## Exercises
**A)** Decide whether each statement agrees with the Bhagat Singh text. (i) J. P. Saunders was killed in December 1928. (ii) Lala Lajpat Rai died in 1929. (iii) Rajguru and Sukhdev are named as fellow revolutionaries of Bhagat Singh. For each, answer yes or no and quote the words of the text that decide it.
**B)** Reproduce the stretch of the Bhagat Singh text from "An important work" through "in April 1929.".

## Text shown
BEGIN
Bhagat Singh Study is a blog to know about great Indian martyr Bhagat Singh and other revolutionaries of the world, who played a historic role in shaping the destiny of Indian nation and the world. Bhagat Singh and Che Guevara like revolutionaries are the icons of youth, who wish to change the world. In this blog there are photographs, documents and research material about Bhagat Singh and other revolutionaries of the world.
An important work that throws light on the life & times of Bhagat Singh
In the 100-year-old fight for Indian independence, quite a few martyrs are constantly alive though there are sharp differences in assessment about their contribution. Bhagat Singh (1907-1931) and his fellow revolutionaries, Rajguru and Sukhdev, are among the most discussed and written about.
Following the death of the Lion of Punjab, Lala Lajpat Rai (1865-1928), by brutal police badgering, countless Indians were enraged and they silently prayed for revenge. The revenge came in the killing of J. P. Saunders, Deputy Superintendent of Police, Lahore, in December 1928 [a month after the death of Lala Lajpat Rai], and the bombing of the Central Assembly, New Delhi, in April 1929.
END
## Material supplied
BEGIN
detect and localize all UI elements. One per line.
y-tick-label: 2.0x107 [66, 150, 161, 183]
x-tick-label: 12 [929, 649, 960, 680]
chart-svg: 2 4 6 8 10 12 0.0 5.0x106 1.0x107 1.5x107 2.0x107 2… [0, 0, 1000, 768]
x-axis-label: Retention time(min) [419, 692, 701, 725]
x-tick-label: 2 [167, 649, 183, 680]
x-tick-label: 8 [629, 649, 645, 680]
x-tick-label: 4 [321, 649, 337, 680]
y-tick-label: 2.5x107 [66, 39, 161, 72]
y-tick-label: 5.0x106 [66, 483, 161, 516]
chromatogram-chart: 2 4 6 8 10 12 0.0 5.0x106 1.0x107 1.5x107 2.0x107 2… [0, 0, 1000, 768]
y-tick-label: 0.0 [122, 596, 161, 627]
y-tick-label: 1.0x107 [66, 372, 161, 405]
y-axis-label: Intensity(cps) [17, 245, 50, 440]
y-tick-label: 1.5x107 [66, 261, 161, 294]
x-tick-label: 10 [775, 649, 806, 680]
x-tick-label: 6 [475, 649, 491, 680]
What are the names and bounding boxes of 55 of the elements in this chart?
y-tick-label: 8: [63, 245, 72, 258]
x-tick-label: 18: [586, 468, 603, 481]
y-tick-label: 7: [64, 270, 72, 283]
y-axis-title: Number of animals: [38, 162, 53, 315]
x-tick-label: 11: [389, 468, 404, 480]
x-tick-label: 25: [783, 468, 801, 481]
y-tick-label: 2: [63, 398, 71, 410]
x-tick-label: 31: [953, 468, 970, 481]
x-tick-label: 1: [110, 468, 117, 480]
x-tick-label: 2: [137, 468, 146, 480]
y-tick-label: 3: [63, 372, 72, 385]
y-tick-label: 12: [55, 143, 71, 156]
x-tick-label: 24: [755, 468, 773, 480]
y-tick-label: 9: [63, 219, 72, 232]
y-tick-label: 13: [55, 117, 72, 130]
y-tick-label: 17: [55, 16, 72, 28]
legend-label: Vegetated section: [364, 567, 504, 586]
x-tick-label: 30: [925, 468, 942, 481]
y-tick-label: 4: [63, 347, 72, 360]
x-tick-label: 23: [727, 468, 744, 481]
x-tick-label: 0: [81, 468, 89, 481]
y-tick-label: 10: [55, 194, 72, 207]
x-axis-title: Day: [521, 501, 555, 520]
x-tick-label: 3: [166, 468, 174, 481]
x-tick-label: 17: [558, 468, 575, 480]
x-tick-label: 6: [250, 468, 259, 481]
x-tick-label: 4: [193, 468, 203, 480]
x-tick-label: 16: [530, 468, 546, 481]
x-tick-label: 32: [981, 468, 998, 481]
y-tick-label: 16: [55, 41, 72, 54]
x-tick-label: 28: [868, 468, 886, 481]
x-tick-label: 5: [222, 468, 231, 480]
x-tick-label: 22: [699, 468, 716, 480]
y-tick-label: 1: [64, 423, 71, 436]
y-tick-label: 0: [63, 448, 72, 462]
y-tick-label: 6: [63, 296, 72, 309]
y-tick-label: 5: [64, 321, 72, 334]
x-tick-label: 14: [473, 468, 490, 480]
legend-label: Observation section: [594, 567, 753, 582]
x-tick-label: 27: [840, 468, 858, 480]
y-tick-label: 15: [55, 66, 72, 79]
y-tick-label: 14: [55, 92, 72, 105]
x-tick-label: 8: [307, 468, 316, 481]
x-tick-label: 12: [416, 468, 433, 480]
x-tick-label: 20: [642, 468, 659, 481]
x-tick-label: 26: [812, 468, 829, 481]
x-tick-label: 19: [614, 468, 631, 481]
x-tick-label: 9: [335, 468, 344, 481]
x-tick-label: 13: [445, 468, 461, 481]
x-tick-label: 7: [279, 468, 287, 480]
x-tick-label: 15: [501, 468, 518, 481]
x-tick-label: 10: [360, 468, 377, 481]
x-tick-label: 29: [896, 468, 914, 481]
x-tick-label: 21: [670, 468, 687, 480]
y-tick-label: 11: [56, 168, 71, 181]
END
## Replies
**A)**
(i) Yes: "the killing of J. P. Saunders, Deputy Superintendent of Police, Lahore, in December 1928"
(ii) No: "Lala Lajpat Rai (1865-1928)"
(iii) Yes: "Bhagat Singh (1907-1931) and his fellow revolutionaries, Rajguru and Sukhdev"

**B)**
An important work that throws light on the life & times of Bhagat Singh
In the 100-year-old fight for Indian independence, quite a few martyrs are constantly alive though there are sharp differences in assessment about their contribution. Bhagat Singh (1907-1931) and his fellow revolutionaries, Rajguru and Sukhdev, are among the most discussed and written about.
Following the death of the Lion of Punjab, Lala Lajpat Rai (1865-1928), by brutal police badgering, countless Indians were enraged and they silently prayed for revenge. The revenge came in the killing of J. P. Saunders, Deputy Superintendent of Police, Lahore, in December 1928 [a month after the death of Lala Lajpat Rai], and the bombing of the Central Assembly, New Delhi, in April 1929.